### Work required
Can you print every record below exactly as written?

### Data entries
··········

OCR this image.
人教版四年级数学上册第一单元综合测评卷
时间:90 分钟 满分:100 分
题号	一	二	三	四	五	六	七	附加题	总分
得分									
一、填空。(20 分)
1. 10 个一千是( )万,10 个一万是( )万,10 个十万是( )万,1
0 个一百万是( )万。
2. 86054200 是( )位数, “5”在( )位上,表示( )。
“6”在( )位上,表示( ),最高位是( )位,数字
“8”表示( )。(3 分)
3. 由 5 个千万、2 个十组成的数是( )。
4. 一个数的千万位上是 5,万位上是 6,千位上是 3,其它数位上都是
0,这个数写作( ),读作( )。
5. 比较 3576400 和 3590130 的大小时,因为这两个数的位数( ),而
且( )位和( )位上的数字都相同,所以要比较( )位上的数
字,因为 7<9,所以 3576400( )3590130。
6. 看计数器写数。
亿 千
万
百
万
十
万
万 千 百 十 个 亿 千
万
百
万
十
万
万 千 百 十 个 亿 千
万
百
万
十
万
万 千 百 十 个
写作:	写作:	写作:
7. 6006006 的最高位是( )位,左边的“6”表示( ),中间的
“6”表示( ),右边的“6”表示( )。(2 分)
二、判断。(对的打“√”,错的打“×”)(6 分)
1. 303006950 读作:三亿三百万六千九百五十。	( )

··········

### In response
OCR this image.
人教版四年级数学上册第一单元综合测评卷
时间:90 分钟 满分:100 分
题号	一	二	三	四	五	六	七	附加题	总分
得分									
一、填空。(20 分)
1. 10 个一千是( )万,10 个一万是( )万,10 个十万是( )万,1
0 个一百万是( )万。
2. 86054200 是( )位数, “5”在( )位上,表示( )。
“6”在( )位上,表示( ),最高位是( )位,数字
“8”表示( )。(3 分)
3. 由 5 个千万、2 个十组成的数是( )。
4. 一个数的千万位上是 5,万位上是 6,千位上是 3,其它数位上都是
0,这个数写作( ),读作( )。
5. 比较 3576400 和 3590130 的大小时,因为这两个数的位数( ),而
且( )位和( )位上的数字都相同,所以要比较( )位上的数
字,因为 7<9,所以 3576400( )3590130。
6. 看计数器写数。
亿 千
万
百
万
十
万
万 千 百 十 个 亿 千
万
百
万
十
万
万 千 百 十 个 亿 千
万
百
万
十
万
万 千 百 十 个
写作:	写作:	写作:
7. 6006006 的最高位是( )位,左边的“6”表示( ),中间的
“6”表示( ),右边的“6”表示( )。(2 分)
二、判断。(对的打“√”,错的打“×”)(6 分)
1. 303006950 读作:三亿三百万六千九百五十。	( )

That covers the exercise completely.